▸ Raw records
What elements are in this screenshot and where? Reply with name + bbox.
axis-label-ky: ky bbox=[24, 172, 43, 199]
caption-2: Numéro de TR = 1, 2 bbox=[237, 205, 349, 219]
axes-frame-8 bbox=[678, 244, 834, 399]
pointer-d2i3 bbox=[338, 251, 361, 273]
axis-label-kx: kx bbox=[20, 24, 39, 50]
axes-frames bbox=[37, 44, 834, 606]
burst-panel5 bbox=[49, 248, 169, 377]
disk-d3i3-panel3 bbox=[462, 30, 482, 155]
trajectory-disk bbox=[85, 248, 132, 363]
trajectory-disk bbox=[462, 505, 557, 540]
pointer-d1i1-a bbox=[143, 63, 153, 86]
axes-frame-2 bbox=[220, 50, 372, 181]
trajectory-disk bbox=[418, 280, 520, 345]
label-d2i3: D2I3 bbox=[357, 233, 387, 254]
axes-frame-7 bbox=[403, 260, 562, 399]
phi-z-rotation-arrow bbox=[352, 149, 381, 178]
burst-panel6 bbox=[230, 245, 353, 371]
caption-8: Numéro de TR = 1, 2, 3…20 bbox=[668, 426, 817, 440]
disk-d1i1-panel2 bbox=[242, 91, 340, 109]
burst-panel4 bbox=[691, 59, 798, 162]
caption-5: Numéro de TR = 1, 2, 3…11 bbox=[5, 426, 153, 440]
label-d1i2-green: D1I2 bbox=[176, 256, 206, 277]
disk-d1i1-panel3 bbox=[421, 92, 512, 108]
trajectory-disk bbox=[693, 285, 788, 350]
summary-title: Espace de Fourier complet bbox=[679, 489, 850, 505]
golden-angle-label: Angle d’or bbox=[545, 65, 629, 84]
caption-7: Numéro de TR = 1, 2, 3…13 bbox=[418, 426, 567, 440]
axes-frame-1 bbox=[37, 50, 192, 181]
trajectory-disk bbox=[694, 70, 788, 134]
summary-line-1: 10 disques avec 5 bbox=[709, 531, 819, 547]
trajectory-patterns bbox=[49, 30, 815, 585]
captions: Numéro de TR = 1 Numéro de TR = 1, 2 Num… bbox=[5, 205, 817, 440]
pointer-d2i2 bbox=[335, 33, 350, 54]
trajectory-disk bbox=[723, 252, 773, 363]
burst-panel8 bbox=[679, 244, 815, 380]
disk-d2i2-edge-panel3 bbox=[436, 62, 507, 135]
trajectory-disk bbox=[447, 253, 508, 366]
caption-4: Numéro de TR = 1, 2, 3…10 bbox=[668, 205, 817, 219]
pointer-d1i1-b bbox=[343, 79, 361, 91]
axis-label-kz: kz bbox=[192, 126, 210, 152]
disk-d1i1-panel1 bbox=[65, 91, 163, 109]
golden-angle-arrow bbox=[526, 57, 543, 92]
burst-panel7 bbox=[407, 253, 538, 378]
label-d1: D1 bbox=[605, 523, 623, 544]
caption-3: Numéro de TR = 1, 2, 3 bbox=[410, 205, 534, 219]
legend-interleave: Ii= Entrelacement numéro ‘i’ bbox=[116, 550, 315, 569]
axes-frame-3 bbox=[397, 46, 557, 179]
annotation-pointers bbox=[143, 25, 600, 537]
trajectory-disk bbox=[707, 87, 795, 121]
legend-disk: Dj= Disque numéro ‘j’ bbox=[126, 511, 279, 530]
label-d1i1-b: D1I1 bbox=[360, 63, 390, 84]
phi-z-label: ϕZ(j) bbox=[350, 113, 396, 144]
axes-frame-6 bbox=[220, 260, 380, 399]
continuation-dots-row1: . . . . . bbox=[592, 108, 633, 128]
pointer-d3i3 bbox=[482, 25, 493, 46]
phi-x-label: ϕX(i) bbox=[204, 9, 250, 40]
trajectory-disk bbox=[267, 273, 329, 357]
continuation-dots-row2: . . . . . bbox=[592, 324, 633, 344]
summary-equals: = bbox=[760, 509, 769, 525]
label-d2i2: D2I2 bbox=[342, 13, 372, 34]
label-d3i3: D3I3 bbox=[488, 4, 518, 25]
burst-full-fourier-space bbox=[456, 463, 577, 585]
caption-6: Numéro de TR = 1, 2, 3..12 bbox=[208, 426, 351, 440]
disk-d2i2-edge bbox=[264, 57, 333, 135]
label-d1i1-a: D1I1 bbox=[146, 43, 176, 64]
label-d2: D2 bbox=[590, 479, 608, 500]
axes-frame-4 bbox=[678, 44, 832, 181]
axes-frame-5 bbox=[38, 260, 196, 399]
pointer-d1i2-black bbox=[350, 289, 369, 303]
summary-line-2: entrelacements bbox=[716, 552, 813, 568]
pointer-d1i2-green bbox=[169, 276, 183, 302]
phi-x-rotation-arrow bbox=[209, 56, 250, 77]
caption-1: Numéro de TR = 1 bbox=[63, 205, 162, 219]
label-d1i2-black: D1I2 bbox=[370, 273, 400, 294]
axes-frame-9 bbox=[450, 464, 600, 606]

▸ What you need to do
Return each of the rows above unchanged, in the same order, leaving none out.

▸ Result
What elements are in this screenshot and where? Reply with name + bbox.
axis-label-ky: ky bbox=[24, 172, 43, 199]
caption-2: Numéro de TR = 1, 2 bbox=[237, 205, 349, 219]
axes-frame-8 bbox=[678, 244, 834, 399]
pointer-d2i3 bbox=[338, 251, 361, 273]
axis-label-kx: kx bbox=[20, 24, 39, 50]
axes-frames bbox=[37, 44, 834, 606]
burst-panel5 bbox=[49, 248, 169, 377]
disk-d3i3-panel3 bbox=[462, 30, 482, 155]
trajectory-disk bbox=[85, 248, 132, 363]
trajectory-disk bbox=[462, 505, 557, 540]
pointer-d1i1-a bbox=[143, 63, 153, 86]
axes-frame-2 bbox=[220, 50, 372, 181]
trajectory-disk bbox=[418, 280, 520, 345]
label-d2i3: D2I3 bbox=[357, 233, 387, 254]
axes-frame-7 bbox=[403, 260, 562, 399]
phi-z-rotation-arrow bbox=[352, 149, 381, 178]
burst-panel6 bbox=[230, 245, 353, 371]
caption-8: Numéro de TR = 1, 2, 3…20 bbox=[668, 426, 817, 440]
disk-d1i1-panel2 bbox=[242, 91, 340, 109]
burst-panel4 bbox=[691, 59, 798, 162]
caption-5: Numéro de TR = 1, 2, 3…11 bbox=[5, 426, 153, 440]
label-d1i2-green: D1I2 bbox=[176, 256, 206, 277]
disk-d1i1-panel3 bbox=[421, 92, 512, 108]
trajectory-disk bbox=[693, 285, 788, 350]
summary-title: Espace de Fourier complet bbox=[679, 489, 850, 505]
golden-angle-label: Angle d’or bbox=[545, 65, 629, 84]
caption-7: Numéro de TR = 1, 2, 3…13 bbox=[418, 426, 567, 440]
axes-frame-1 bbox=[37, 50, 192, 181]
trajectory-disk bbox=[694, 70, 788, 134]
summary-line-1: 10 disques avec 5 bbox=[709, 531, 819, 547]
trajectory-patterns bbox=[49, 30, 815, 585]
captions: Numéro de TR = 1 Numéro de TR = 1, 2 Num… bbox=[5, 205, 817, 440]
pointer-d2i2 bbox=[335, 33, 350, 54]
trajectory-disk bbox=[723, 252, 773, 363]
burst-panel8 bbox=[679, 244, 815, 380]
disk-d2i2-edge-panel3 bbox=[436, 62, 507, 135]
trajectory-disk bbox=[447, 253, 508, 366]
caption-4: Numéro de TR = 1, 2, 3…10 bbox=[668, 205, 817, 219]
pointer-d1i1-b bbox=[343, 79, 361, 91]
axis-label-kz: kz bbox=[192, 126, 210, 152]
disk-d1i1-panel1 bbox=[65, 91, 163, 109]
golden-angle-arrow bbox=[526, 57, 543, 92]
burst-panel7 bbox=[407, 253, 538, 378]
label-d1: D1 bbox=[605, 523, 623, 544]
caption-3: Numéro de TR = 1, 2, 3 bbox=[410, 205, 534, 219]
legend-interleave: Ii= Entrelacement numéro ‘i’ bbox=[116, 550, 315, 569]
axes-frame-3 bbox=[397, 46, 557, 179]
annotation-pointers bbox=[143, 25, 600, 537]
trajectory-disk bbox=[707, 87, 795, 121]
legend-disk: Dj= Disque numéro ‘j’ bbox=[126, 511, 279, 530]
label-d1i1-b: D1I1 bbox=[360, 63, 390, 84]
phi-z-label: ϕZ(j) bbox=[350, 113, 396, 144]
axes-frame-6 bbox=[220, 260, 380, 399]
continuation-dots-row1: . . . . . bbox=[592, 108, 633, 128]
pointer-d3i3 bbox=[482, 25, 493, 46]
phi-x-label: ϕX(i) bbox=[204, 9, 250, 40]
trajectory-disk bbox=[267, 273, 329, 357]
continuation-dots-row2: . . . . . bbox=[592, 324, 633, 344]
summary-equals: = bbox=[760, 509, 769, 525]
label-d2i2: D2I2 bbox=[342, 13, 372, 34]
label-d3i3: D3I3 bbox=[488, 4, 518, 25]
burst-full-fourier-space bbox=[456, 463, 577, 585]
caption-6: Numéro de TR = 1, 2, 3..12 bbox=[208, 426, 351, 440]
disk-d2i2-edge bbox=[264, 57, 333, 135]
label-d1i1-a: D1I1 bbox=[146, 43, 176, 64]
label-d2: D2 bbox=[590, 479, 608, 500]
axes-frame-4 bbox=[678, 44, 832, 181]
axes-frame-5 bbox=[38, 260, 196, 399]
pointer-d1i2-black bbox=[350, 289, 369, 303]
summary-line-2: entrelacements bbox=[716, 552, 813, 568]
pointer-d1i2-green bbox=[169, 276, 183, 302]
phi-x-rotation-arrow bbox=[209, 56, 250, 77]
caption-1: Numéro de TR = 1 bbox=[63, 205, 162, 219]
label-d1i2-black: D1I2 bbox=[370, 273, 400, 294]
axes-frame-9 bbox=[450, 464, 600, 606]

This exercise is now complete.